─── EXTRACT TO READ
Inside TreeHouse - June 2016
Wednesday, June 1, 2016
Wednesday, June 1, 2016
“I’ve heard ‘I love you’ my whole life. From family, from friends, from all the people closest to me—all of whom were unconditionally there to support me. So it completely shocked me visiting a TreeHouse Support Group when I grasped how many kids not only had never heard that before, but were actively told by the people most important to them that they don’t matter and that they’re a burden.
I was first introduced to TreeHouse when they asked me to emcee at their annual gala several years ago. I get asked to emcee at a lot of things, but I was so moved by the stories of teens who, before TreeHouse, had felt completely invisible, that this organization immediately had my heart. Even so, the first time I visited a TreeHouse Support Group was a real education for me. I watched teens sitting around in a circle talk about cutting themselves, marking milestones since they had stopped: 4 weeks without it, 7 days without. I was absolutely dumbfounded; I didn’t even know cutting existed, much less how prevalent it was.
──────
─── PROVIDED INFORMATION
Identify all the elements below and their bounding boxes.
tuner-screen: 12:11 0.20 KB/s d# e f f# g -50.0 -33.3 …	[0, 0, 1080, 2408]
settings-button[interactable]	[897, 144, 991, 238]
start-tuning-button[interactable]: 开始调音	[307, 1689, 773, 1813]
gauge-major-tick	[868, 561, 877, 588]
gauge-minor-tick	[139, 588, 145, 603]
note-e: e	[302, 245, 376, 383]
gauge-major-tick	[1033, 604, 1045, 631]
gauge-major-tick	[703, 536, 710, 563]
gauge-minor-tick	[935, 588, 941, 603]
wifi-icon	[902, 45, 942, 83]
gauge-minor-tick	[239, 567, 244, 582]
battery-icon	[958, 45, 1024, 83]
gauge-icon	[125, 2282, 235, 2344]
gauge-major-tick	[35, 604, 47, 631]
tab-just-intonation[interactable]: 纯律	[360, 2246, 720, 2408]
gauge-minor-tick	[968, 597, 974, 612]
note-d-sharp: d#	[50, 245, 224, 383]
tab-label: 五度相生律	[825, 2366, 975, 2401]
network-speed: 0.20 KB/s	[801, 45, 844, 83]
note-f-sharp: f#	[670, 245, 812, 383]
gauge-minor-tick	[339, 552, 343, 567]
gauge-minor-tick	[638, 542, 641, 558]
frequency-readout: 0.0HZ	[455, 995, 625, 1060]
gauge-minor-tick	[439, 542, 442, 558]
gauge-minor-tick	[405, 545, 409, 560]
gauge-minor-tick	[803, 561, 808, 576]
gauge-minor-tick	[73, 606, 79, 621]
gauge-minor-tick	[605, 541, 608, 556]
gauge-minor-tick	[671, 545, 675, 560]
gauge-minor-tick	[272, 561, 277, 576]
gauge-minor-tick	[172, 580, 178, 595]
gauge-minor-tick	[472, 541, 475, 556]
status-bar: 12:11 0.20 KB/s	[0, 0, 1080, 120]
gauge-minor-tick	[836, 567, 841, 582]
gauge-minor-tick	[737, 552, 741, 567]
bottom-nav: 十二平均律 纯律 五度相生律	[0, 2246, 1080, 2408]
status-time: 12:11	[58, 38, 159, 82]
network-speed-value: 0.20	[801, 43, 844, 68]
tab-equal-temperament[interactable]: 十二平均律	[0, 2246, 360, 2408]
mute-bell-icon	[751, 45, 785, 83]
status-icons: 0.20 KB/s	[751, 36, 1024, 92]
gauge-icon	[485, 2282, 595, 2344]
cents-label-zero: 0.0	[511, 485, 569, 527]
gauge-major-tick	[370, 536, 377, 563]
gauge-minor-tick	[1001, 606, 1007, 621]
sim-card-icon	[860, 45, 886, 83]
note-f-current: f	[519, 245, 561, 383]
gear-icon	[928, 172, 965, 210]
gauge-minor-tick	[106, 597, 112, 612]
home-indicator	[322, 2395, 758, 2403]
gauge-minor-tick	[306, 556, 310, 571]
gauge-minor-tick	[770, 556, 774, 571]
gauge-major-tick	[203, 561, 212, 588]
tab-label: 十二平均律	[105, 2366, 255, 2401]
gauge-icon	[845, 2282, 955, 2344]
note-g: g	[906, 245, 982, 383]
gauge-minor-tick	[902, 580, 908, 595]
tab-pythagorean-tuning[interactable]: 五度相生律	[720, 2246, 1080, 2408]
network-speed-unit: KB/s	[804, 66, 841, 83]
──────
▸ WORK TO COMPLETE:
1. Extract the part of the TreeHouse passage that opens with the words containing "Inside TreeHouse - June" and closes with "they’re a burden.".
2. Extend the TreeHouse passage, picking up right after its last sentence.
The lines above are not needed for this work.

▸ ANSWERS BY ITEM:
1.
Inside TreeHouse - June 2016
Wednesday, June 1, 2016
Wednesday, June 1, 2016
“I’ve heard ‘I love you’ my whole life. From family, from friends, from all the people closest to me—all of whom were unconditionally there to support me. So it completely shocked me visiting a TreeHouse Support Group when I grasped how many kids not only had never heard that before, but were actively told by the people most important to them that they don’t matter and that they’re a burden.

2.
I have a 12 year old and a 14 year old myself. They’re at an age where they feel everything so deeply—and they’re faced with decisions constantly. I can get really anxious thinking about all that kids this age are dealing with and the mistakes they can make. I imagine how confusing those critical crossroads must be to kids with no stable adult role model in their lives. But at TreeHouse, instead of once again hearing they’re on their own and they have to figure out their problems by themselves—or, even worse, that they are a burden—these teens hear they’re not alone and that they’re loved. They learn that there’s grace for them—and, guess what, that grace is free. TreeHouse doesn’t run away from them—and I’ve seen their whole demeanor transform when they realize that.
Some of my favorite memories at TreeHouse were when I helped launch and emcee the first two TreeHouse Grad Parties last year and the year prior. The teens were so proud of what they’d accomplished—and we were so proud of them. Graduating high school is something most TreeHouse teens never thought they could do. Since so many of them don’t get a graduation party at home, it’s so special to get to honor them and celebrate the milestone with them at TreeHouse. I’m so glad the tradition will continue this year.